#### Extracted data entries
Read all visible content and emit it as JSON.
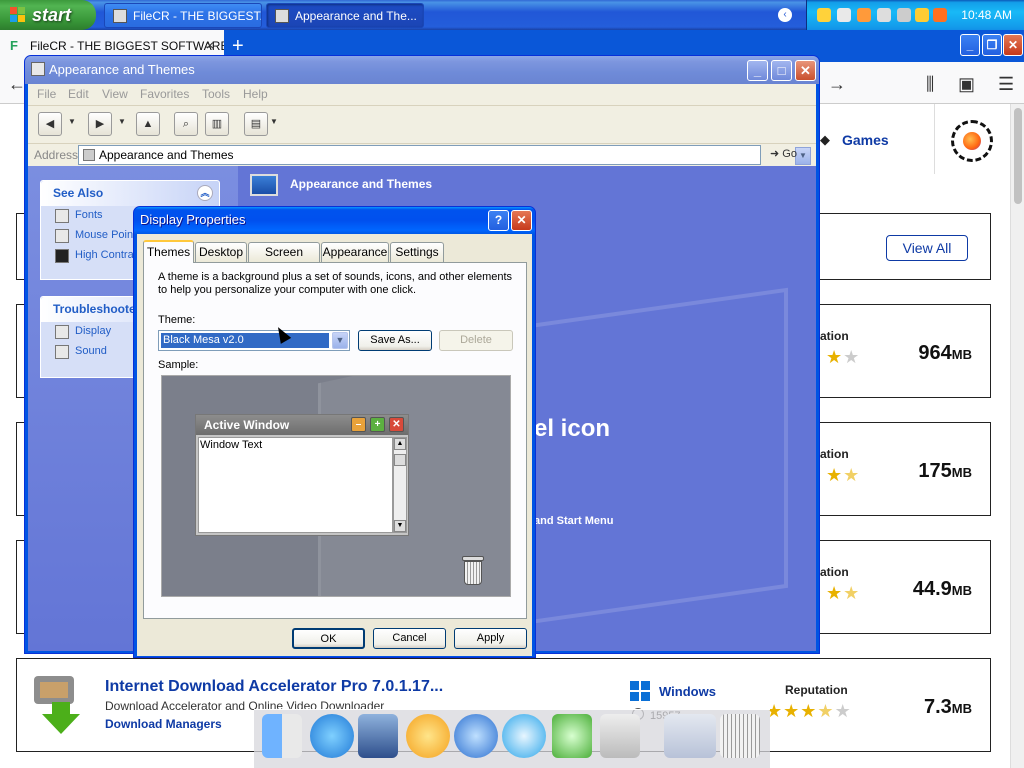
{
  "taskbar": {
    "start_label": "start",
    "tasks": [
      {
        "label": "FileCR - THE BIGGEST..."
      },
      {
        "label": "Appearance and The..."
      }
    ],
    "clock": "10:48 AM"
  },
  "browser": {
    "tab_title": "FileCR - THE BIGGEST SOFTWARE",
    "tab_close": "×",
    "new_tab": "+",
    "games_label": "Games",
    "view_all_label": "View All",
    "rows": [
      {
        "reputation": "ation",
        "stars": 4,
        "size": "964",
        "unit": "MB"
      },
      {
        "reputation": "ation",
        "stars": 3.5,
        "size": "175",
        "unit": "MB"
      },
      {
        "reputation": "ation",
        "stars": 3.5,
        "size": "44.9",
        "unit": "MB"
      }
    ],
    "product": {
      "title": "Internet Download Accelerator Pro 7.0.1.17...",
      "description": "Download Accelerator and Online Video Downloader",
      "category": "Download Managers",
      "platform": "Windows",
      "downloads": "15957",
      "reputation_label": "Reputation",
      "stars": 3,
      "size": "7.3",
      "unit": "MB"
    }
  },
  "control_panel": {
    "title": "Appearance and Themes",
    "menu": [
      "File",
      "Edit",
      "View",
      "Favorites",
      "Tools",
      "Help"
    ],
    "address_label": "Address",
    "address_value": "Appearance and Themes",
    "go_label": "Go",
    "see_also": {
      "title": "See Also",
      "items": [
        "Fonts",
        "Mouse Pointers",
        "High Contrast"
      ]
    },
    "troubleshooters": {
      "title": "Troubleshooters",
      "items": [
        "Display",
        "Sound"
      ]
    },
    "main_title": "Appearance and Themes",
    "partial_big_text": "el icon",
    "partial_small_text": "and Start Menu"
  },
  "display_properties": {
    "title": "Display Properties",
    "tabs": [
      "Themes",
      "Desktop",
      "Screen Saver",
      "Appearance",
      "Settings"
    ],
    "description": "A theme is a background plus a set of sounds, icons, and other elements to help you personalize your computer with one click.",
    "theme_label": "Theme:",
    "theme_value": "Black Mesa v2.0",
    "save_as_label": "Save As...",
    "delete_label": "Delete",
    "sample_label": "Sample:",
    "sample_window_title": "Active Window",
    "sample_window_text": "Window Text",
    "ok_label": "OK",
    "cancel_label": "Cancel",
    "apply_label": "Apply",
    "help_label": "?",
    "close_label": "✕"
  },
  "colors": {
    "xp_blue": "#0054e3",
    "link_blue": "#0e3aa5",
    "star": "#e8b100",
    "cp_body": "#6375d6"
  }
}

#### PROBLEM REQUIREMENTS
Generate a word-for-word copy of the preceding records, excluding all pictures.

#### PROBLEM SOLUTION
Read all visible content and emit it as JSON.
{
  "taskbar": {
    "start_label": "start",
    "tasks": [
      {
        "label": "FileCR - THE BIGGEST..."
      },
      {
        "label": "Appearance and The..."
      }
    ],
    "clock": "10:48 AM"
  },
  "browser": {
    "tab_title": "FileCR - THE BIGGEST SOFTWARE",
    "tab_close": "×",
    "new_tab": "+",
    "games_label": "Games",
    "view_all_label": "View All",
    "rows": [
      {
        "reputation": "ation",
        "stars": 4,
        "size": "964",
        "unit": "MB"
      },
      {
        "reputation": "ation",
        "stars": 3.5,
        "size": "175",
        "unit": "MB"
      },
      {
        "reputation": "ation",
        "stars": 3.5,
        "size": "44.9",
        "unit": "MB"
      }
    ],
    "product": {
      "title": "Internet Download Accelerator Pro 7.0.1.17...",
      "description": "Download Accelerator and Online Video Downloader",
      "category": "Download Managers",
      "platform": "Windows",
      "downloads": "15957",
      "reputation_label": "Reputation",
      "stars": 3,
      "size": "7.3",
      "unit": "MB"
    }
  },
  "control_panel": {
    "title": "Appearance and Themes",
    "menu": [
      "File",
      "Edit",
      "View",
      "Favorites",
      "Tools",
      "Help"
    ],
    "address_label": "Address",
    "address_value": "Appearance and Themes",
    "go_label": "Go",
    "see_also": {
      "title": "See Also",
      "items": [
        "Fonts",
        "Mouse Pointers",
        "High Contrast"
      ]
    },
    "troubleshooters": {
      "title": "Troubleshooters",
      "items": [
        "Display",
        "Sound"
      ]
    },
    "main_title": "Appearance and Themes",
    "partial_big_text": "el icon",
    "partial_small_text": "and Start Menu"
  },
  "display_properties": {
    "title": "Display Properties",
    "tabs": [
      "Themes",
      "Desktop",
      "Screen Saver",
      "Appearance",
      "Settings"
    ],
    "description": "A theme is a background plus a set of sounds, icons, and other elements to help you personalize your computer with one click.",
    "theme_label": "Theme:",
    "theme_value": "Black Mesa v2.0",
    "save_as_label": "Save As...",
    "delete_label": "Delete",
    "sample_label": "Sample:",
    "sample_window_title": "Active Window",
    "sample_window_text": "Window Text",
    "ok_label": "OK",
    "cancel_label": "Cancel",
    "apply_label": "Apply",
    "help_label": "?",
    "close_label": "✕"
  },
  "colors": {
    "xp_blue": "#0054e3",
    "link_blue": "#0e3aa5",
    "star": "#e8b100",
    "cp_body": "#6375d6"
  }
}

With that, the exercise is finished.